● **What is being asked**
Pick out each line containing the string "xlabel".

================

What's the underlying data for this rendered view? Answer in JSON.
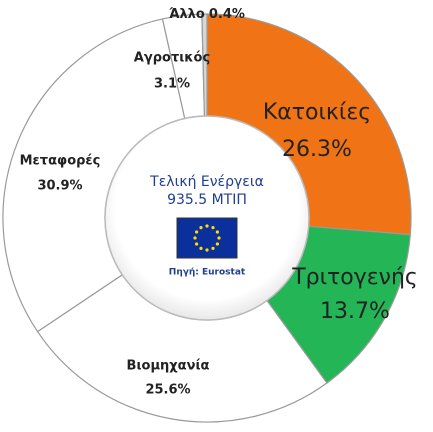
{
  "chart_data": {
    "type": "pie",
    "donut": true,
    "title": "Τελική Ενέργεια",
    "subtitle": "935.5 ΜΤΙΠ",
    "annotation": "Πηγή: Eurostat",
    "categories": [
      "Κατοικίες",
      "Τριτογενής",
      "Βιομηχανία",
      "Μεταφορές",
      "Αγροτικός",
      "Άλλο"
    ],
    "values": [
      26.3,
      13.7,
      25.6,
      30.9,
      3.1,
      0.4
    ],
    "value_labels": [
      "26.3%",
      "13.7%",
      "25.6%",
      "30.9%",
      "3.1%",
      "0.4%"
    ],
    "colors": [
      "#f07415",
      "#23b556",
      "#ffffff",
      "#ffffff",
      "#ffffff",
      "#d6d6d6"
    ]
  }
}
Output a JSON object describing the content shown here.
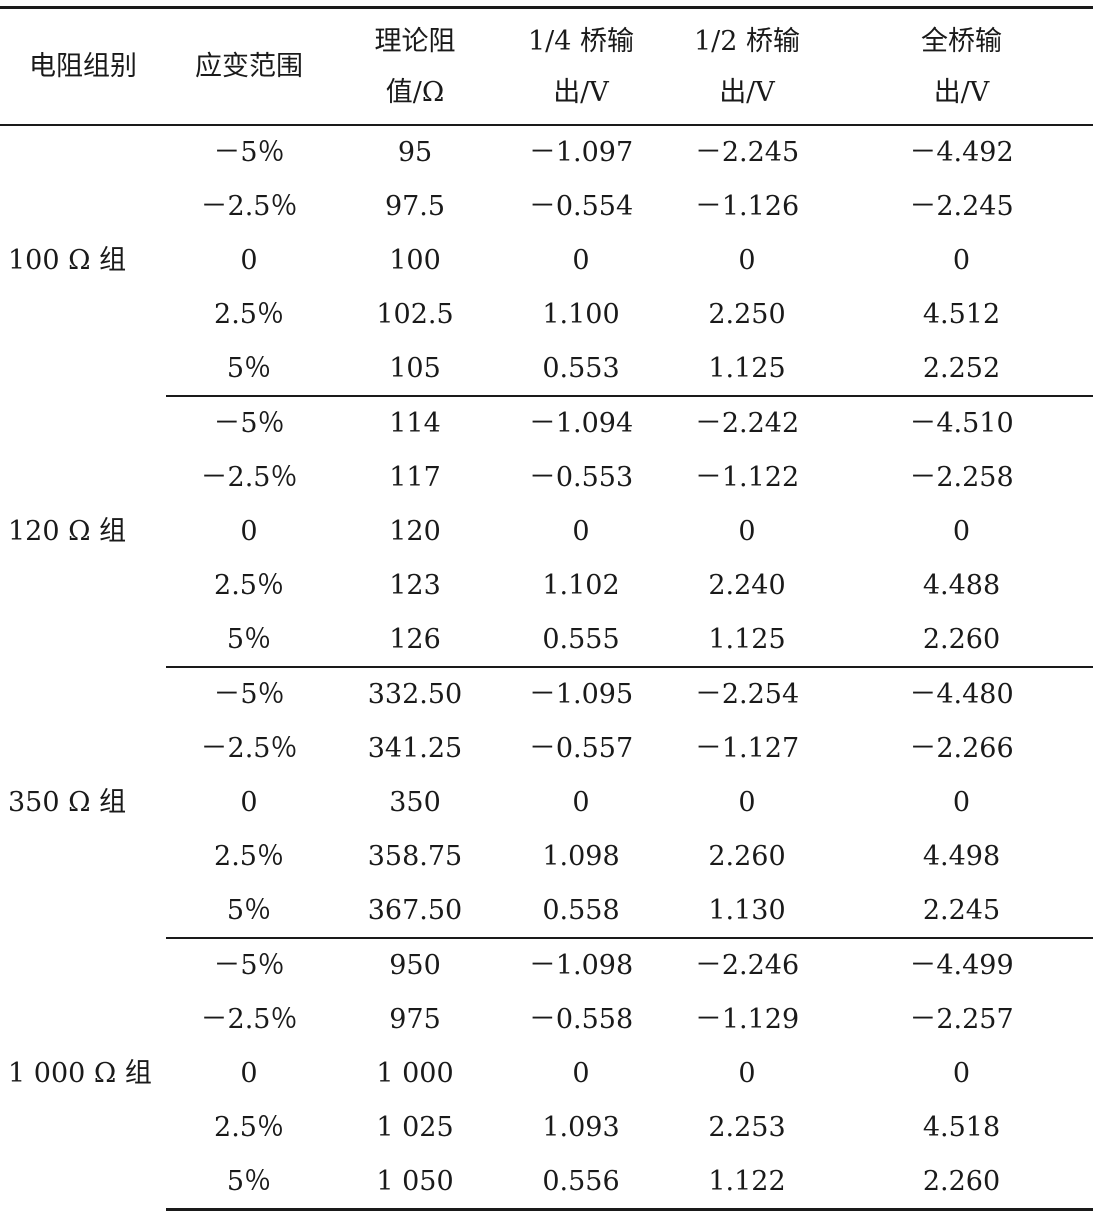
{
  "table": {
    "headers": [
      {
        "line1": "电阻组别",
        "line2": ""
      },
      {
        "line1": "应变范围",
        "line2": ""
      },
      {
        "line1": "理论阻",
        "line2": "值/Ω"
      },
      {
        "line1": "1/4 桥输",
        "line2": "出/V"
      },
      {
        "line1": "1/2 桥输",
        "line2": "出/V"
      },
      {
        "line1": "全桥输",
        "line2": "出/V"
      }
    ],
    "groups": [
      {
        "label": "100 Ω 组",
        "rows": [
          [
            "－5％",
            "95",
            "－1.097",
            "－2.245",
            "－4.492"
          ],
          [
            "－2.5％",
            "97.5",
            "－0.554",
            "－1.126",
            "－2.245"
          ],
          [
            "0",
            "100",
            "0",
            "0",
            "0"
          ],
          [
            "2.5％",
            "102.5",
            "1.100",
            "2.250",
            "4.512"
          ],
          [
            "5％",
            "105",
            "0.553",
            "1.125",
            "2.252"
          ]
        ]
      },
      {
        "label": "120 Ω 组",
        "rows": [
          [
            "－5％",
            "114",
            "－1.094",
            "－2.242",
            "－4.510"
          ],
          [
            "－2.5％",
            "117",
            "－0.553",
            "－1.122",
            "－2.258"
          ],
          [
            "0",
            "120",
            "0",
            "0",
            "0"
          ],
          [
            "2.5％",
            "123",
            "1.102",
            "2.240",
            "4.488"
          ],
          [
            "5％",
            "126",
            "0.555",
            "1.125",
            "2.260"
          ]
        ]
      },
      {
        "label": "350 Ω 组",
        "rows": [
          [
            "－5％",
            "332.50",
            "－1.095",
            "－2.254",
            "－4.480"
          ],
          [
            "－2.5％",
            "341.25",
            "－0.557",
            "－1.127",
            "－2.266"
          ],
          [
            "0",
            "350",
            "0",
            "0",
            "0"
          ],
          [
            "2.5％",
            "358.75",
            "1.098",
            "2.260",
            "4.498"
          ],
          [
            "5％",
            "367.50",
            "0.558",
            "1.130",
            "2.245"
          ]
        ]
      },
      {
        "label": "1 000 Ω 组",
        "rows": [
          [
            "－5％",
            "950",
            "－1.098",
            "－2.246",
            "－4.499"
          ],
          [
            "－2.5％",
            "975",
            "－0.558",
            "－1.129",
            "－2.257"
          ],
          [
            "0",
            "1 000",
            "0",
            "0",
            "0"
          ],
          [
            "2.5％",
            "1 025",
            "1.093",
            "2.253",
            "4.518"
          ],
          [
            "5％",
            "1 050",
            "0.556",
            "1.122",
            "2.260"
          ]
        ]
      }
    ]
  }
}
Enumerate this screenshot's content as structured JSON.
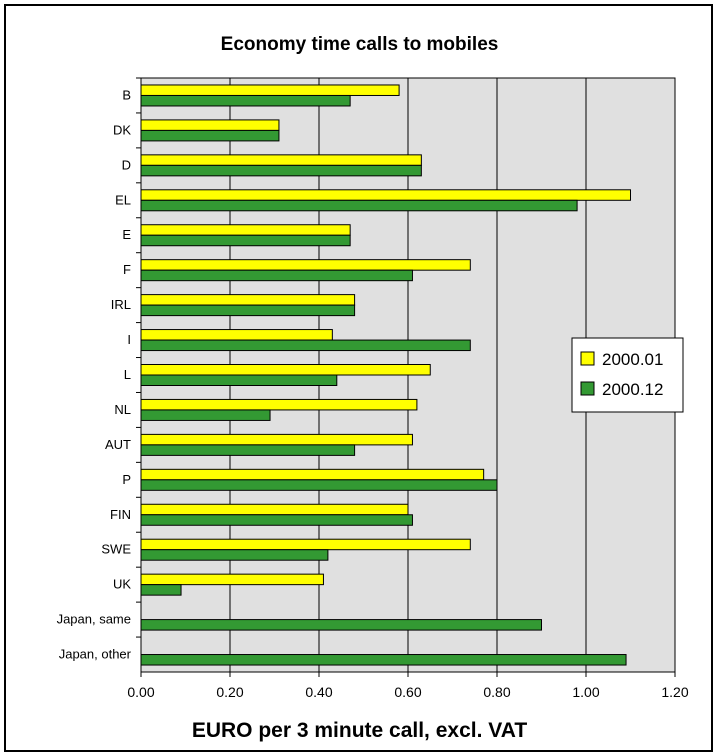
{
  "chart_data": {
    "type": "bar",
    "orientation": "horizontal",
    "title": "Economy time calls to mobiles",
    "xlabel": "EURO per 3 minute call, excl. VAT",
    "ylabel": "",
    "categories": [
      "B",
      "DK",
      "D",
      "EL",
      "E",
      "F",
      "IRL",
      "I",
      "L",
      "NL",
      "AUT",
      "P",
      "FIN",
      "SWE",
      "UK",
      "Japan, same",
      "Japan, other"
    ],
    "series": [
      {
        "name": "2000.01",
        "color": "#FFFF00",
        "values": [
          0.58,
          0.31,
          0.63,
          1.1,
          0.47,
          0.74,
          0.48,
          0.43,
          0.65,
          0.62,
          0.61,
          0.77,
          0.6,
          0.74,
          0.41,
          null,
          null
        ]
      },
      {
        "name": "2000.12",
        "color": "#339933",
        "values": [
          0.47,
          0.31,
          0.63,
          0.98,
          0.47,
          0.61,
          0.48,
          0.74,
          0.44,
          0.29,
          0.48,
          0.8,
          0.61,
          0.42,
          0.09,
          0.9,
          1.09
        ]
      }
    ],
    "xlim": [
      0,
      1.2
    ],
    "xticks": [
      "0.00",
      "0.20",
      "0.40",
      "0.60",
      "0.80",
      "1.00",
      "1.20"
    ],
    "grid": "vertical",
    "legend_position": "right",
    "background_color": "#E0E0E0"
  }
}
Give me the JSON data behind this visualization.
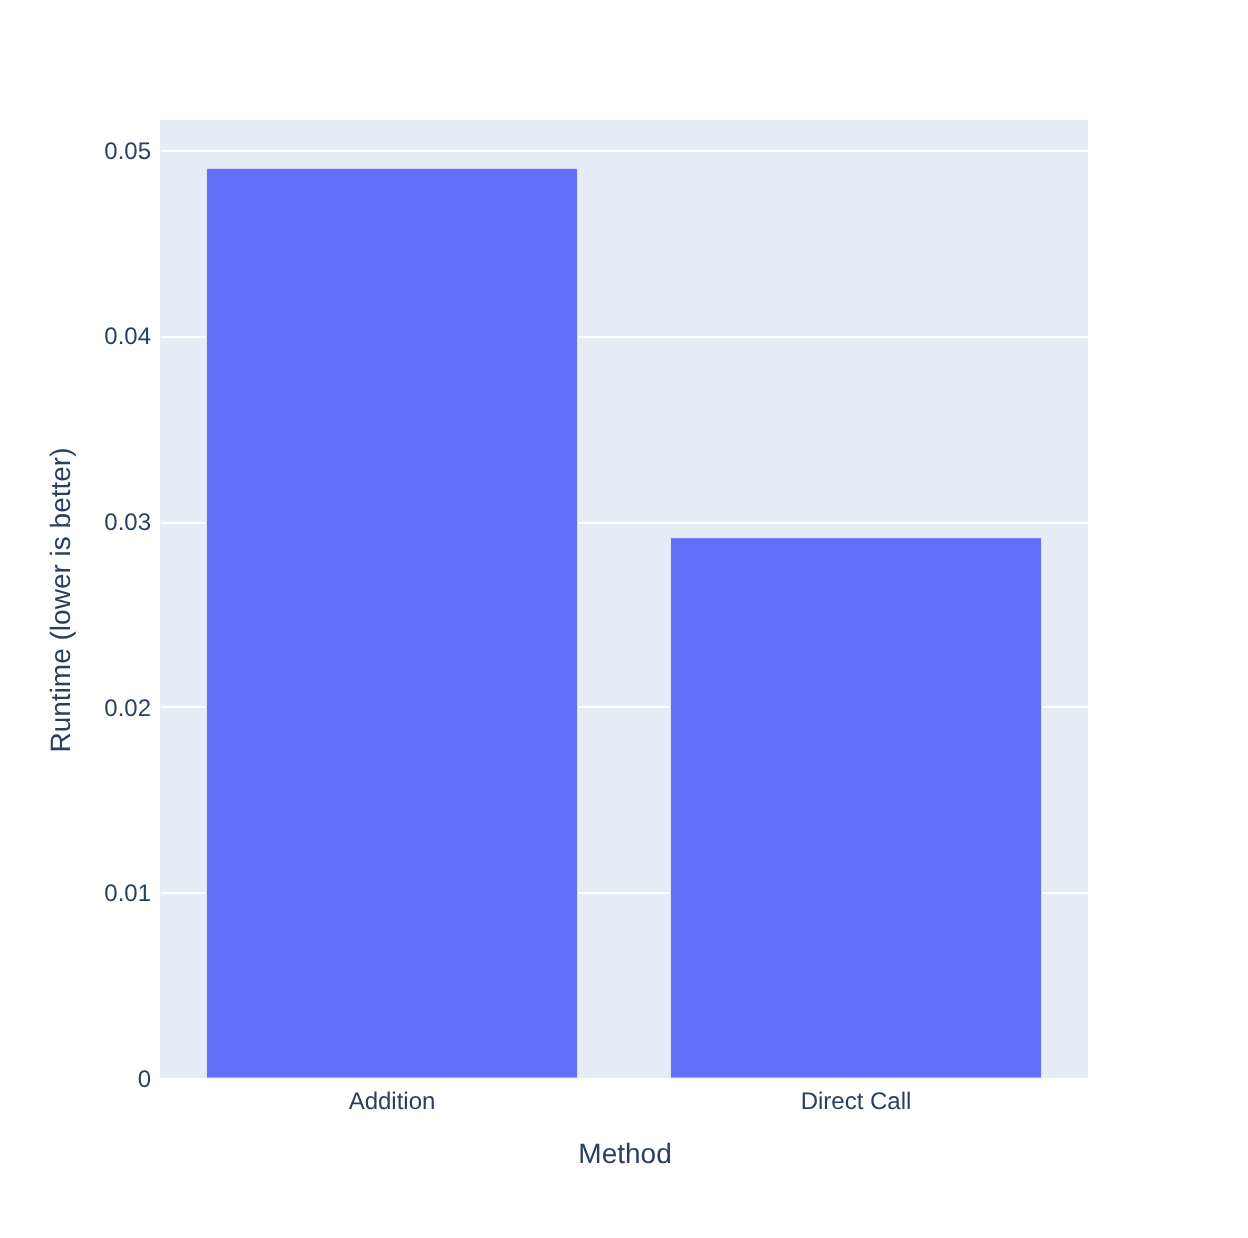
{
  "chart_data": {
    "type": "bar",
    "categories": [
      "Addition",
      "Direct Call"
    ],
    "values": [
      0.049,
      0.0291
    ],
    "color": "#636efa",
    "xlabel": "Method",
    "ylabel": "Runtime (lower is better)",
    "ylim": [
      0,
      0.0516
    ],
    "yticks": [
      0,
      0.01,
      0.02,
      0.03,
      0.04,
      0.05
    ],
    "grid": "y"
  }
}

================

● **Finished task**
    "xlabel": "EURO per 3 minute call, excl. VAT",
    "xlabel": "Method",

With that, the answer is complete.